_THE REQUEST_: How many of the lines here include "castle"? Answer with a single number.

◇ ◇ ◇

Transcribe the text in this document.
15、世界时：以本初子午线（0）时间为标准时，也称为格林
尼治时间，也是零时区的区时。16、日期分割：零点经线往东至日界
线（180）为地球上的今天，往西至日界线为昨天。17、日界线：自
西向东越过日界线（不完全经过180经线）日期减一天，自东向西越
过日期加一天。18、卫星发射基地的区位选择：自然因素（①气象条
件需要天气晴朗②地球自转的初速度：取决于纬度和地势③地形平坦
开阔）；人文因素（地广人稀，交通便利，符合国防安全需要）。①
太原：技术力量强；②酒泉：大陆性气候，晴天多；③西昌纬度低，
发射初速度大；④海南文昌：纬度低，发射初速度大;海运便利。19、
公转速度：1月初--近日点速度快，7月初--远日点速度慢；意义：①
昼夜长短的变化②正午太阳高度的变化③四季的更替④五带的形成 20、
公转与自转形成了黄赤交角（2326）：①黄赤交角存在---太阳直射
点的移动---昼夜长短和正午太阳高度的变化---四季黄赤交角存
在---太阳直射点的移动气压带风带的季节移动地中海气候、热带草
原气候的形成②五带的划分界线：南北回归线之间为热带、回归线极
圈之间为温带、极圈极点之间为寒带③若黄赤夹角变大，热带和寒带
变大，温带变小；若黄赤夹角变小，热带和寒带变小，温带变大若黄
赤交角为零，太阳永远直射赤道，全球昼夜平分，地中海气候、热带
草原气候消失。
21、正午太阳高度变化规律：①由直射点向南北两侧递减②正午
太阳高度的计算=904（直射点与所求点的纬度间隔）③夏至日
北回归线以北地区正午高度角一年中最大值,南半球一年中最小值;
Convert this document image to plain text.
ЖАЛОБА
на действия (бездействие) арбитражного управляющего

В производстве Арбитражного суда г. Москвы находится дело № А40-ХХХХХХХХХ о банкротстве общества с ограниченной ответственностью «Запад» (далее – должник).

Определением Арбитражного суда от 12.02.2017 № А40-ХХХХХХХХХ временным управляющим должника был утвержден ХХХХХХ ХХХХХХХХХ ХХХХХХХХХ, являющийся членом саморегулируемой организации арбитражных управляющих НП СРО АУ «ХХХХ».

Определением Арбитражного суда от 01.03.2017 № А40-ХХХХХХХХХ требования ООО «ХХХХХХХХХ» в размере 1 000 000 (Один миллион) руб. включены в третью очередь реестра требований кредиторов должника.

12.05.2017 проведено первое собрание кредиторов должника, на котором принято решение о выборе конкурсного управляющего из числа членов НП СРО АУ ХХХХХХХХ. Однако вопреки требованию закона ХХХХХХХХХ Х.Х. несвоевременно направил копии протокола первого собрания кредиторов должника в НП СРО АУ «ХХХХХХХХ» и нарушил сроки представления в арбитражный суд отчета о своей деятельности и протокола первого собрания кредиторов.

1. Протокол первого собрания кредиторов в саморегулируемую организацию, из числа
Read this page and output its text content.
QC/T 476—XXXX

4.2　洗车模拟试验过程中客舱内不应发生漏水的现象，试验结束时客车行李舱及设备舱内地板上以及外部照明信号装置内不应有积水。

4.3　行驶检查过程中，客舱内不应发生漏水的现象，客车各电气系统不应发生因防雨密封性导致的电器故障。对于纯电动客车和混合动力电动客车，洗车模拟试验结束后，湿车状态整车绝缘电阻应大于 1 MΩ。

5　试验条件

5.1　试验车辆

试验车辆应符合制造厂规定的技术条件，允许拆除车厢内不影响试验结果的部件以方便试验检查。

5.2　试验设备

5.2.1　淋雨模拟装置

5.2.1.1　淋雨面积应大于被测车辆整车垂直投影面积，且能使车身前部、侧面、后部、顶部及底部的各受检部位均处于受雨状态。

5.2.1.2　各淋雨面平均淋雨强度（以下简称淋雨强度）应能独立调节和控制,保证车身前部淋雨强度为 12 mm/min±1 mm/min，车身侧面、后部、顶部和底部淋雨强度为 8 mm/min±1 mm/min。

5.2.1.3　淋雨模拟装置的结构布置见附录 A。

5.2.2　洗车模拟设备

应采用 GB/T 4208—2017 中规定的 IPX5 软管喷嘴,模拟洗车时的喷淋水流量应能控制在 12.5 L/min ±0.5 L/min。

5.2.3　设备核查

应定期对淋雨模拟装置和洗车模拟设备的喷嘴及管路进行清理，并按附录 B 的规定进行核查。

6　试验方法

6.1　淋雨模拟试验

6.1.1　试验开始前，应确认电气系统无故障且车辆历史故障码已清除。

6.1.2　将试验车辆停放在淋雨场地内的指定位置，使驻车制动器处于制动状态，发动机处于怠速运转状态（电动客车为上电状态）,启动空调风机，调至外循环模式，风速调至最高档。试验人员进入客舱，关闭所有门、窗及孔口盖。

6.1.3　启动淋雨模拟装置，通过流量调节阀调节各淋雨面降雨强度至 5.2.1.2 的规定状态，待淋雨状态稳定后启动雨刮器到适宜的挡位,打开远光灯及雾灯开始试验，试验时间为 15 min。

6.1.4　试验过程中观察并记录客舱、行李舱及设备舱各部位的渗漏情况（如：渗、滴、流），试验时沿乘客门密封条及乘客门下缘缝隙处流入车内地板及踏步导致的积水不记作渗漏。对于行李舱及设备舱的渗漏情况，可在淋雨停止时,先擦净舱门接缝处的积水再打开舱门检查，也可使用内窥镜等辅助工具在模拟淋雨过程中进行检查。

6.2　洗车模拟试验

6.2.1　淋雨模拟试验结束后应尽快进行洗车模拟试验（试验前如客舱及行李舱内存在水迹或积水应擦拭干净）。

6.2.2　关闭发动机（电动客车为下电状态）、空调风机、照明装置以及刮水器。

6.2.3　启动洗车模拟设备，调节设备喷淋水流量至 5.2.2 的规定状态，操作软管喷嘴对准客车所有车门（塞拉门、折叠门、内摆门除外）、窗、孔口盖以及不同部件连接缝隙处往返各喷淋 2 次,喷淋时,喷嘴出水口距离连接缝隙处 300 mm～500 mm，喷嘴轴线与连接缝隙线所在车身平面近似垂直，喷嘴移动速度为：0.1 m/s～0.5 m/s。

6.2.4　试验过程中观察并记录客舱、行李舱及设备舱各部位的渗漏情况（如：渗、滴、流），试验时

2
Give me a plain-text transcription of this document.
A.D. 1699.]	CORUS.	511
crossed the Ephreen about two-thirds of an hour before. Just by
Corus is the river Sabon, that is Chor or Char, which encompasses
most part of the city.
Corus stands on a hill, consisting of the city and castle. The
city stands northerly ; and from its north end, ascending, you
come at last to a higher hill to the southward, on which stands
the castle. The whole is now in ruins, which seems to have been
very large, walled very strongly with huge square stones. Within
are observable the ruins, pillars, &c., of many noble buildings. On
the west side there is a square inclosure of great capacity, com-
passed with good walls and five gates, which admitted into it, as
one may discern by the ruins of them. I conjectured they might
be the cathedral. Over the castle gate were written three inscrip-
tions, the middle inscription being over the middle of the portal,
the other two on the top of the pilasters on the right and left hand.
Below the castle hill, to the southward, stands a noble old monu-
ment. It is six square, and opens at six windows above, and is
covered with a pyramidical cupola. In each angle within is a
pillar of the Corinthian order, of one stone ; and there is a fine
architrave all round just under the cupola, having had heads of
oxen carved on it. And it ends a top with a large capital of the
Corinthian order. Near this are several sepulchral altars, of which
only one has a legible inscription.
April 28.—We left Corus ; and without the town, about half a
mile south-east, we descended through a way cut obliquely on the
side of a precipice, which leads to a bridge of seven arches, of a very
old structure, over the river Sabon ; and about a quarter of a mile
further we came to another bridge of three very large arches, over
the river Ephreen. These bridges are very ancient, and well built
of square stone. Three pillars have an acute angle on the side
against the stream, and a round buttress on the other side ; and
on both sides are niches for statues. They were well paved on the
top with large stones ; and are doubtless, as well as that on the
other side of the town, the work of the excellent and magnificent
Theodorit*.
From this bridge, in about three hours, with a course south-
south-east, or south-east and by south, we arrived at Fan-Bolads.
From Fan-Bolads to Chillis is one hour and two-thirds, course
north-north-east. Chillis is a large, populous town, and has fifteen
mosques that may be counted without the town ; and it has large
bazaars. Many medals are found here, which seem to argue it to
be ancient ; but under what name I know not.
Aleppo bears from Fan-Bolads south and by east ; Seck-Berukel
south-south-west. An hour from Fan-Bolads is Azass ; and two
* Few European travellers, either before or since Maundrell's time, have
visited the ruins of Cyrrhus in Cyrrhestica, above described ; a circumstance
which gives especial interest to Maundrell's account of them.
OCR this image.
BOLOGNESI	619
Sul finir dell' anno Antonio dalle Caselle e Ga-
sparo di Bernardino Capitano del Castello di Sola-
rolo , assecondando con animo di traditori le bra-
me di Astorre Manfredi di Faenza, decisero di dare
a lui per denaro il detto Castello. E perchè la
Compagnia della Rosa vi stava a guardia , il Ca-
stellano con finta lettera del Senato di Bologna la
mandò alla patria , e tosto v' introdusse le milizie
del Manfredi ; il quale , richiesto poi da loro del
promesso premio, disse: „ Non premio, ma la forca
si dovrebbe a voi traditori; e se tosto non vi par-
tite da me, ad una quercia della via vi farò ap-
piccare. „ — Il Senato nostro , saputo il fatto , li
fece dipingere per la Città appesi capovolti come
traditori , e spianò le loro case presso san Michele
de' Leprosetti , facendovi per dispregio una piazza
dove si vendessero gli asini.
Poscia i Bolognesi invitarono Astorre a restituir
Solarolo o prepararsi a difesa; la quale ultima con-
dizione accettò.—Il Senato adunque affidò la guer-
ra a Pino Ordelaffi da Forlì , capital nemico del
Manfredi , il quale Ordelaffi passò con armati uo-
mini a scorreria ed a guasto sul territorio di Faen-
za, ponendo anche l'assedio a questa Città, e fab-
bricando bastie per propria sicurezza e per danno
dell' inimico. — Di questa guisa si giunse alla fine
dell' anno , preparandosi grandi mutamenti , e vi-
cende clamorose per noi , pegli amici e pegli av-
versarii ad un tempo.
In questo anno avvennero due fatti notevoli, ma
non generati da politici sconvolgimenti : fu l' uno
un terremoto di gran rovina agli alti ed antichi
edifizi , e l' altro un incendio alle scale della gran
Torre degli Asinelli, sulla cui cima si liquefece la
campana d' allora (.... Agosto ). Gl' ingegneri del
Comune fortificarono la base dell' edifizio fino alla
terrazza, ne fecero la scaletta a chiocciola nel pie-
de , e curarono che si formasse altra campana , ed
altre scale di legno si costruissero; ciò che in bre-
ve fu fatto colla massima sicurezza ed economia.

◇ ◇ ◇

_FINAL RESULT_: 4